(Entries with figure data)

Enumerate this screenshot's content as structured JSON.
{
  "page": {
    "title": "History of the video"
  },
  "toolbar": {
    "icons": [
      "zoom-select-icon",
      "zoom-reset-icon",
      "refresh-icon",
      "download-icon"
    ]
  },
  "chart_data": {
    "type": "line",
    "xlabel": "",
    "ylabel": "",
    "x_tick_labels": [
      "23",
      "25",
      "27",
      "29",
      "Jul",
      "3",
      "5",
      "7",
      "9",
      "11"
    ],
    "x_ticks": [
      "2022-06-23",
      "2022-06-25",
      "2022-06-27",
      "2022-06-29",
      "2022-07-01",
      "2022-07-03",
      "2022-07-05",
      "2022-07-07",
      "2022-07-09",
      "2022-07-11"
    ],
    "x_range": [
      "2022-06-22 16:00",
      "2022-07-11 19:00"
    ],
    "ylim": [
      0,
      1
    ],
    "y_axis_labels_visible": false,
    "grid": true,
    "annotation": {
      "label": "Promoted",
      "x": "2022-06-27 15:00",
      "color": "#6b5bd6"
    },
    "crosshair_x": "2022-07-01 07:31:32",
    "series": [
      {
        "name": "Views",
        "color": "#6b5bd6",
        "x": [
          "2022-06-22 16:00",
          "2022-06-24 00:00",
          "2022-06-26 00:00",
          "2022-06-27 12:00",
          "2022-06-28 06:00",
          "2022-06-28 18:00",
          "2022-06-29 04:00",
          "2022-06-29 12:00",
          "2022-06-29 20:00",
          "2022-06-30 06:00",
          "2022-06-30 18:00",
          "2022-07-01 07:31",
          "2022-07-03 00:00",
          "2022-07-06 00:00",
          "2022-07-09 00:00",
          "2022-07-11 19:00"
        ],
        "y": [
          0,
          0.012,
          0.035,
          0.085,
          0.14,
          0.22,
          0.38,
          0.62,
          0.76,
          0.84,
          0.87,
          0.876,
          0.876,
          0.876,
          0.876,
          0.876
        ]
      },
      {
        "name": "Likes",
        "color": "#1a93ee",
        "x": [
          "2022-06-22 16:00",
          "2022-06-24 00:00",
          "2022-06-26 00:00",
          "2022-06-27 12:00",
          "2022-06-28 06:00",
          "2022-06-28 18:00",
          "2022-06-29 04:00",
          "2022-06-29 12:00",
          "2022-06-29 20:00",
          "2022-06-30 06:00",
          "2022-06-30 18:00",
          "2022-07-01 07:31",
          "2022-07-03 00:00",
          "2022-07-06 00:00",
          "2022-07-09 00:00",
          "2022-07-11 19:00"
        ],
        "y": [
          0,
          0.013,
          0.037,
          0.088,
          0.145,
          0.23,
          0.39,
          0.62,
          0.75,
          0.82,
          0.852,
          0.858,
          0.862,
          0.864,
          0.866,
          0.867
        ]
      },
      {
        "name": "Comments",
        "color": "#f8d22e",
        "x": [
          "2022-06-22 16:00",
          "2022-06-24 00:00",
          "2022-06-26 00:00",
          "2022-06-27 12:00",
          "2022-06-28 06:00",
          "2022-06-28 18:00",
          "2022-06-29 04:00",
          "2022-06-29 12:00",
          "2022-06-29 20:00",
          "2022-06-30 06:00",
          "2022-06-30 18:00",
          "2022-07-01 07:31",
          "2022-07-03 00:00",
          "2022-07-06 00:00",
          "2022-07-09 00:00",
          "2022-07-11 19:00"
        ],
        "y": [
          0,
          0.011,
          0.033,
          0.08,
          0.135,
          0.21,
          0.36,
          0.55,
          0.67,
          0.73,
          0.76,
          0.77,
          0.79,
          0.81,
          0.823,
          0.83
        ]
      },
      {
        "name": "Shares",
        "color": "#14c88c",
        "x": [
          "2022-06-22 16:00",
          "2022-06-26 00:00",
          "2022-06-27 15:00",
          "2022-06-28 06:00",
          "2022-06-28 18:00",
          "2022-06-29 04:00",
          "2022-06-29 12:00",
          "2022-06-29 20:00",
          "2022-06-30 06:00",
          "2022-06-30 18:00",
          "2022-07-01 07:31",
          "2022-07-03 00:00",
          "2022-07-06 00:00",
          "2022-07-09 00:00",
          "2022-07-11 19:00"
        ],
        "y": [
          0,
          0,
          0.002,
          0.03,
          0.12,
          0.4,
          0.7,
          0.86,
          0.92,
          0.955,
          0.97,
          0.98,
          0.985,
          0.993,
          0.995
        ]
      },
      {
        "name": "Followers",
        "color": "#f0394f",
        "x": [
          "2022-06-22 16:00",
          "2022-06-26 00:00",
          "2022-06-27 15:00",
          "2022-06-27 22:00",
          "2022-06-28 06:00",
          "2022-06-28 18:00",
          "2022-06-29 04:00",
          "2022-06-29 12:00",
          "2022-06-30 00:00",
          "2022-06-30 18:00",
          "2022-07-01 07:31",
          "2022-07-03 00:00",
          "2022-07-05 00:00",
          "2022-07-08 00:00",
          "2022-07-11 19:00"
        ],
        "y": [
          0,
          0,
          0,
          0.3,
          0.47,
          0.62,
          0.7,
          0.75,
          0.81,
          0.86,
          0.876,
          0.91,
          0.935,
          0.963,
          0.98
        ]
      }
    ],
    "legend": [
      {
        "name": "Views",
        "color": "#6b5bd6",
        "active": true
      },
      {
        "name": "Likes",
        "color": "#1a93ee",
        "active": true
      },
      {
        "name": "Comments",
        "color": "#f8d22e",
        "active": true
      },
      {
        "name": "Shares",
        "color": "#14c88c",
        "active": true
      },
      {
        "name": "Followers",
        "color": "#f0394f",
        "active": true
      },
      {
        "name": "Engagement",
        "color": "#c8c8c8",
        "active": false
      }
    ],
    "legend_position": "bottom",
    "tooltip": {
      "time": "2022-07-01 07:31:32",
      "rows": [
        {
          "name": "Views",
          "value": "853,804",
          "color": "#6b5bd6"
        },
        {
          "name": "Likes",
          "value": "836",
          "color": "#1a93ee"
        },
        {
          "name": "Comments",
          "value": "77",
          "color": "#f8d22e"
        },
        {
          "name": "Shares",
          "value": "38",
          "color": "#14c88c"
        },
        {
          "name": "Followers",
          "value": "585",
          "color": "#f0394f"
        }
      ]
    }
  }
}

_Task to complete:_ Extract all of the data above without altering anything.

_Task result:_
Enumerate this screenshot's content as structured JSON.
{
  "page": {
    "title": "History of the video"
  },
  "toolbar": {
    "icons": [
      "zoom-select-icon",
      "zoom-reset-icon",
      "refresh-icon",
      "download-icon"
    ]
  },
  "chart_data": {
    "type": "line",
    "xlabel": "",
    "ylabel": "",
    "x_tick_labels": [
      "23",
      "25",
      "27",
      "29",
      "Jul",
      "3",
      "5",
      "7",
      "9",
      "11"
    ],
    "x_ticks": [
      "2022-06-23",
      "2022-06-25",
      "2022-06-27",
      "2022-06-29",
      "2022-07-01",
      "2022-07-03",
      "2022-07-05",
      "2022-07-07",
      "2022-07-09",
      "2022-07-11"
    ],
    "x_range": [
      "2022-06-22 16:00",
      "2022-07-11 19:00"
    ],
    "ylim": [
      0,
      1
    ],
    "y_axis_labels_visible": false,
    "grid": true,
    "annotation": {
      "label": "Promoted",
      "x": "2022-06-27 15:00",
      "color": "#6b5bd6"
    },
    "crosshair_x": "2022-07-01 07:31:32",
    "series": [
      {
        "name": "Views",
        "color": "#6b5bd6",
        "x": [
          "2022-06-22 16:00",
          "2022-06-24 00:00",
          "2022-06-26 00:00",
          "2022-06-27 12:00",
          "2022-06-28 06:00",
          "2022-06-28 18:00",
          "2022-06-29 04:00",
          "2022-06-29 12:00",
          "2022-06-29 20:00",
          "2022-06-30 06:00",
          "2022-06-30 18:00",
          "2022-07-01 07:31",
          "2022-07-03 00:00",
          "2022-07-06 00:00",
          "2022-07-09 00:00",
          "2022-07-11 19:00"
        ],
        "y": [
          0,
          0.012,
          0.035,
          0.085,
          0.14,
          0.22,
          0.38,
          0.62,
          0.76,
          0.84,
          0.87,
          0.876,
          0.876,
          0.876,
          0.876,
          0.876
        ]
      },
      {
        "name": "Likes",
        "color": "#1a93ee",
        "x": [
          "2022-06-22 16:00",
          "2022-06-24 00:00",
          "2022-06-26 00:00",
          "2022-06-27 12:00",
          "2022-06-28 06:00",
          "2022-06-28 18:00",
          "2022-06-29 04:00",
          "2022-06-29 12:00",
          "2022-06-29 20:00",
          "2022-06-30 06:00",
          "2022-06-30 18:00",
          "2022-07-01 07:31",
          "2022-07-03 00:00",
          "2022-07-06 00:00",
          "2022-07-09 00:00",
          "2022-07-11 19:00"
        ],
        "y": [
          0,
          0.013,
          0.037,
          0.088,
          0.145,
          0.23,
          0.39,
          0.62,
          0.75,
          0.82,
          0.852,
          0.858,
          0.862,
          0.864,
          0.866,
          0.867
        ]
      },
      {
        "name": "Comments",
        "color": "#f8d22e",
        "x": [
          "2022-06-22 16:00",
          "2022-06-24 00:00",
          "2022-06-26 00:00",
          "2022-06-27 12:00",
          "2022-06-28 06:00",
          "2022-06-28 18:00",
          "2022-06-29 04:00",
          "2022-06-29 12:00",
          "2022-06-29 20:00",
          "2022-06-30 06:00",
          "2022-06-30 18:00",
          "2022-07-01 07:31",
          "2022-07-03 00:00",
          "2022-07-06 00:00",
          "2022-07-09 00:00",
          "2022-07-11 19:00"
        ],
        "y": [
          0,
          0.011,
          0.033,
          0.08,
          0.135,
          0.21,
          0.36,
          0.55,
          0.67,
          0.73,
          0.76,
          0.77,
          0.79,
          0.81,
          0.823,
          0.83
        ]
      },
      {
        "name": "Shares",
        "color": "#14c88c",
        "x": [
          "2022-06-22 16:00",
          "2022-06-26 00:00",
          "2022-06-27 15:00",
          "2022-06-28 06:00",
          "2022-06-28 18:00",
          "2022-06-29 04:00",
          "2022-06-29 12:00",
          "2022-06-29 20:00",
          "2022-06-30 06:00",
          "2022-06-30 18:00",
          "2022-07-01 07:31",
          "2022-07-03 00:00",
          "2022-07-06 00:00",
          "2022-07-09 00:00",
          "2022-07-11 19:00"
        ],
        "y": [
          0,
          0,
          0.002,
          0.03,
          0.12,
          0.4,
          0.7,
          0.86,
          0.92,
          0.955,
          0.97,
          0.98,
          0.985,
          0.993,
          0.995
        ]
      },
      {
        "name": "Followers",
        "color": "#f0394f",
        "x": [
          "2022-06-22 16:00",
          "2022-06-26 00:00",
          "2022-06-27 15:00",
          "2022-06-27 22:00",
          "2022-06-28 06:00",
          "2022-06-28 18:00",
          "2022-06-29 04:00",
          "2022-06-29 12:00",
          "2022-06-30 00:00",
          "2022-06-30 18:00",
          "2022-07-01 07:31",
          "2022-07-03 00:00",
          "2022-07-05 00:00",
          "2022-07-08 00:00",
          "2022-07-11 19:00"
        ],
        "y": [
          0,
          0,
          0,
          0.3,
          0.47,
          0.62,
          0.7,
          0.75,
          0.81,
          0.86,
          0.876,
          0.91,
          0.935,
          0.963,
          0.98
        ]
      }
    ],
    "legend": [
      {
        "name": "Views",
        "color": "#6b5bd6",
        "active": true
      },
      {
        "name": "Likes",
        "color": "#1a93ee",
        "active": true
      },
      {
        "name": "Comments",
        "color": "#f8d22e",
        "active": true
      },
      {
        "name": "Shares",
        "color": "#14c88c",
        "active": true
      },
      {
        "name": "Followers",
        "color": "#f0394f",
        "active": true
      },
      {
        "name": "Engagement",
        "color": "#c8c8c8",
        "active": false
      }
    ],
    "legend_position": "bottom",
    "tooltip": {
      "time": "2022-07-01 07:31:32",
      "rows": [
        {
          "name": "Views",
          "value": "853,804",
          "color": "#6b5bd6"
        },
        {
          "name": "Likes",
          "value": "836",
          "color": "#1a93ee"
        },
        {
          "name": "Comments",
          "value": "77",
          "color": "#f8d22e"
        },
        {
          "name": "Shares",
          "value": "38",
          "color": "#14c88c"
        },
        {
          "name": "Followers",
          "value": "585",
          "color": "#f0394f"
        }
      ]
    }
  }
}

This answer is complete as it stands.